Description of the task:
Search the data below for "value"; list each line that holds it.

▶

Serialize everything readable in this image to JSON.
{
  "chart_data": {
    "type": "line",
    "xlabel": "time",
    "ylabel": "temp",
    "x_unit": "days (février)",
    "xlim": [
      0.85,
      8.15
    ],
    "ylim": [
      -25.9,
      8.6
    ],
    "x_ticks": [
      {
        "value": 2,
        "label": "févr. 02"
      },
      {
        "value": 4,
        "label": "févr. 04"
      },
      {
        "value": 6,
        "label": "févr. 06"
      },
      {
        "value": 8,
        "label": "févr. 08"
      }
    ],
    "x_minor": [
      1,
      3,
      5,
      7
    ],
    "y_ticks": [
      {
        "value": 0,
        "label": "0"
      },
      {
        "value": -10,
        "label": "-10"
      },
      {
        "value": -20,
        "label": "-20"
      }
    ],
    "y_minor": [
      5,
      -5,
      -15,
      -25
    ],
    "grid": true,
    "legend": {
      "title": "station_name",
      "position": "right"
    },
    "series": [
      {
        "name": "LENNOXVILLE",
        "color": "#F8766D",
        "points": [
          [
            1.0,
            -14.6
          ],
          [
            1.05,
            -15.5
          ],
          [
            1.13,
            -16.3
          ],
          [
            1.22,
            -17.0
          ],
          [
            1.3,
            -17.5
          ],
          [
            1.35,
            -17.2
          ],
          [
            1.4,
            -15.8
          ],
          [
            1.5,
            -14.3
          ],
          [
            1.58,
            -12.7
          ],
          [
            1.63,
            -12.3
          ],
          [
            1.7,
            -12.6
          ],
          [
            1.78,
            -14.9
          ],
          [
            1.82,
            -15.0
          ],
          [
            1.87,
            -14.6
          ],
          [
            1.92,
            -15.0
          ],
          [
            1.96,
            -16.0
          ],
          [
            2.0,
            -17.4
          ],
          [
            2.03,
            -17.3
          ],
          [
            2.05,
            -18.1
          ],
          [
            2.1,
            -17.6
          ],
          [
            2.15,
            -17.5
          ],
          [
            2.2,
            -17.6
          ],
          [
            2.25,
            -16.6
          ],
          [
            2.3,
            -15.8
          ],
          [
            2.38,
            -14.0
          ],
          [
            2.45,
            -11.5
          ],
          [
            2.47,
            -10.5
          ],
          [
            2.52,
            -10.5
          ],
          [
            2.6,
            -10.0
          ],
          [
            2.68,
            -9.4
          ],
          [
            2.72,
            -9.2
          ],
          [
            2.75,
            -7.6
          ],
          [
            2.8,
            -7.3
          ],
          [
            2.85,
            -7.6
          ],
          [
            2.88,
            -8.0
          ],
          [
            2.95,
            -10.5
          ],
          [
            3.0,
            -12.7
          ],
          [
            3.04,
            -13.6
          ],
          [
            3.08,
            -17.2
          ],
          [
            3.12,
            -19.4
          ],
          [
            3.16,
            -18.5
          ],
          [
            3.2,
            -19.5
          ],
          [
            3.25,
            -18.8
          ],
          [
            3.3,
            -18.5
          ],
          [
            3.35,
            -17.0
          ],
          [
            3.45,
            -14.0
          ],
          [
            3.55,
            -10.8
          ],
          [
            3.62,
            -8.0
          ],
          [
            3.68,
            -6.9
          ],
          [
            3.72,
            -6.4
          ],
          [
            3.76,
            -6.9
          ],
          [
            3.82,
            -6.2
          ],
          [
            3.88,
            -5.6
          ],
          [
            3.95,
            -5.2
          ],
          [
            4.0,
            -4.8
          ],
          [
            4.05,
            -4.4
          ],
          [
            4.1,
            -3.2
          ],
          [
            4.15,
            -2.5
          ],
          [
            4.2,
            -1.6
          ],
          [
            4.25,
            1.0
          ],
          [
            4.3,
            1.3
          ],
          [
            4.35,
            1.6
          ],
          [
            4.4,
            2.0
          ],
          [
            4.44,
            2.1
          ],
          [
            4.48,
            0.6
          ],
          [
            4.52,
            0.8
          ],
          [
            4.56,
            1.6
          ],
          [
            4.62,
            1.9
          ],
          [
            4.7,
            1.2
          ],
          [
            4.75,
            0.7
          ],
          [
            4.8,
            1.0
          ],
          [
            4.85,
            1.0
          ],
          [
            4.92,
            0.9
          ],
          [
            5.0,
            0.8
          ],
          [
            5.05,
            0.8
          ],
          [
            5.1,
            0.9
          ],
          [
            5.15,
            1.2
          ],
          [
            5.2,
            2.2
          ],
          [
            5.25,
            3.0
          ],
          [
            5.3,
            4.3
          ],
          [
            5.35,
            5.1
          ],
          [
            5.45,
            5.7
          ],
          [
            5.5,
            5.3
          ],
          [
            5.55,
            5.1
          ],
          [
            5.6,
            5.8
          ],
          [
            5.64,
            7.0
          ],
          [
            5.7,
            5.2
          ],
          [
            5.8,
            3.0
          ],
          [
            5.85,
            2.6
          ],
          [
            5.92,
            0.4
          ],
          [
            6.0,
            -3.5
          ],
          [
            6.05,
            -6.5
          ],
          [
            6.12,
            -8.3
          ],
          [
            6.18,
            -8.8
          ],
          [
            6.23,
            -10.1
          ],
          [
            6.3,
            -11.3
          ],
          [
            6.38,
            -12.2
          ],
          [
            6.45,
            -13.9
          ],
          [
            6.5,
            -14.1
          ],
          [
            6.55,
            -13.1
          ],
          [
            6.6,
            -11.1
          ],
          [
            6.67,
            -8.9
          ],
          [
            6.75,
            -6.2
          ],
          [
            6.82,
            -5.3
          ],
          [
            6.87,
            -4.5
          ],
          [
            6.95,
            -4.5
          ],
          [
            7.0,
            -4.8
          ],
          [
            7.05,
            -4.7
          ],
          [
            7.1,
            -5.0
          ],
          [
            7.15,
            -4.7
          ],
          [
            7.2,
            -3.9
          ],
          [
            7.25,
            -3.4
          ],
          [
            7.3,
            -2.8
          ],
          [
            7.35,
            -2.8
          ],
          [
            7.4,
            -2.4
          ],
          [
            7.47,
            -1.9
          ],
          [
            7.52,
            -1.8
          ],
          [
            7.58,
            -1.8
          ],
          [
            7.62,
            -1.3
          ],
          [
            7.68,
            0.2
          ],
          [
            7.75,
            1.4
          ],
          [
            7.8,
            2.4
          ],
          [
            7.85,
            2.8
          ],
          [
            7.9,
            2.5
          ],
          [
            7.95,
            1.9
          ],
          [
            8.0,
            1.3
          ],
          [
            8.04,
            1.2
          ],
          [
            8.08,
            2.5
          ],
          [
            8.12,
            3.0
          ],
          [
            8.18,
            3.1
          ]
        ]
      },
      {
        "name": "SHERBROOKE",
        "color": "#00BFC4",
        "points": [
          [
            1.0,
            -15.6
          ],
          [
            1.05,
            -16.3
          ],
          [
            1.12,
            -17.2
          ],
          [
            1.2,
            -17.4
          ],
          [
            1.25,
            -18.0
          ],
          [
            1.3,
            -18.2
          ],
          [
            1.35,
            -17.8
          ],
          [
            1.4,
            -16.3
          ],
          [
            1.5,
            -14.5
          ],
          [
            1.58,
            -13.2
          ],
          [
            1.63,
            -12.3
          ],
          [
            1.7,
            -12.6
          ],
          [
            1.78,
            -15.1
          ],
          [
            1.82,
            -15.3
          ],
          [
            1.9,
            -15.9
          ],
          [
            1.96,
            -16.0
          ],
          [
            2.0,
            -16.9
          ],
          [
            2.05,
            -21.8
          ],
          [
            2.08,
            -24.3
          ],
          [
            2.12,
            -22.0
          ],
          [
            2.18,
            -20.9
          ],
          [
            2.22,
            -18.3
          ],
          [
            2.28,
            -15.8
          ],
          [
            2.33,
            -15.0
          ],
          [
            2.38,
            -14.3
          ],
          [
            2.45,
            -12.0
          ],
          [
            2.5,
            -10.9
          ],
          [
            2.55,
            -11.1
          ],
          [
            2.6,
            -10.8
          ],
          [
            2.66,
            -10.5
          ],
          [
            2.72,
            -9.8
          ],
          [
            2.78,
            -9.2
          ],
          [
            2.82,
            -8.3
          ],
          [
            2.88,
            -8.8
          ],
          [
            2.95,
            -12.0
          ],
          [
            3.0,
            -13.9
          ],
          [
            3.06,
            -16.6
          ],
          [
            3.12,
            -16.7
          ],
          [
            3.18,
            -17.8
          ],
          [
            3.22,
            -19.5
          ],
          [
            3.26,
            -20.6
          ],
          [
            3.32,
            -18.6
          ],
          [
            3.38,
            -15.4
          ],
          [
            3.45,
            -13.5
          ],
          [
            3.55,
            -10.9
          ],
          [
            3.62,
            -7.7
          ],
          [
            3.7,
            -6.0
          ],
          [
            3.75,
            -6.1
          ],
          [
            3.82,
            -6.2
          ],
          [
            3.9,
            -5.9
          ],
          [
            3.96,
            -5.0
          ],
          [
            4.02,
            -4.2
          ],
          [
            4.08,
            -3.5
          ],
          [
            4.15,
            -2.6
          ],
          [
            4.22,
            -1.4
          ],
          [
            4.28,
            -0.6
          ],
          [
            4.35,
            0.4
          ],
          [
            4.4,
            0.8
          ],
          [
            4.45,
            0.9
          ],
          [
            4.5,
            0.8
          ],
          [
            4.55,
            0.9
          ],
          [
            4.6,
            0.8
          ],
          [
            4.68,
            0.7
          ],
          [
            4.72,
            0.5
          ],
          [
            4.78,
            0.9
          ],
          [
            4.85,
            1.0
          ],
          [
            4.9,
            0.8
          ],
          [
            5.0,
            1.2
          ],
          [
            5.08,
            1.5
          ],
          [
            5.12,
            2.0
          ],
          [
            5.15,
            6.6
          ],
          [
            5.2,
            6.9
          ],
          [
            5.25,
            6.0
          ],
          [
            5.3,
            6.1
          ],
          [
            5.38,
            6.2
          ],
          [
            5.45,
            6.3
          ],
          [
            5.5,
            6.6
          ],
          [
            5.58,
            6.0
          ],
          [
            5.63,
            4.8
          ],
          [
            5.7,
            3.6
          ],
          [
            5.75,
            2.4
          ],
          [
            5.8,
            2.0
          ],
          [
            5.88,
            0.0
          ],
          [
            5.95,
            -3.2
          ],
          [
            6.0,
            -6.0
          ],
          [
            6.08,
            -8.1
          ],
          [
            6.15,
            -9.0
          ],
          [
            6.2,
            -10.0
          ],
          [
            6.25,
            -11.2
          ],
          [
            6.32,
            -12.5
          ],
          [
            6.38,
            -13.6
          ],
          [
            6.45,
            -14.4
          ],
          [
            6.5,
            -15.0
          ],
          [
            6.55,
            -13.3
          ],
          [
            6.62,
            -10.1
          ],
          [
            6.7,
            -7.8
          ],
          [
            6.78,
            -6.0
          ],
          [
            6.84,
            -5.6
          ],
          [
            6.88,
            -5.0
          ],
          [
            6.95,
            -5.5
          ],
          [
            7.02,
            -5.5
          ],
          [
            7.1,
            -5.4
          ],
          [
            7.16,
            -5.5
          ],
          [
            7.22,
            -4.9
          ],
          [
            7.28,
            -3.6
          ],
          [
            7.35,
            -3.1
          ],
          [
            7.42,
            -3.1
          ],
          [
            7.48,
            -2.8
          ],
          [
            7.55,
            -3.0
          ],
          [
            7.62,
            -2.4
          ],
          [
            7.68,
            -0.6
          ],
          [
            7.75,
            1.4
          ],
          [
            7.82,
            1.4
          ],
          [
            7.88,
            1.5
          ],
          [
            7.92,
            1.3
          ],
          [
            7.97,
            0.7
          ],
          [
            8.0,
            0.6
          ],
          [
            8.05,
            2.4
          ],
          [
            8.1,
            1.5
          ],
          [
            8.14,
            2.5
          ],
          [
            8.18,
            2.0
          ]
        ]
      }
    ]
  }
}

◀

Response below:
        "value": 2,
        "value": 4,
        "value": 6,
        "value": 8,
        "value": 0,
        "value": -10,
        "value": -20,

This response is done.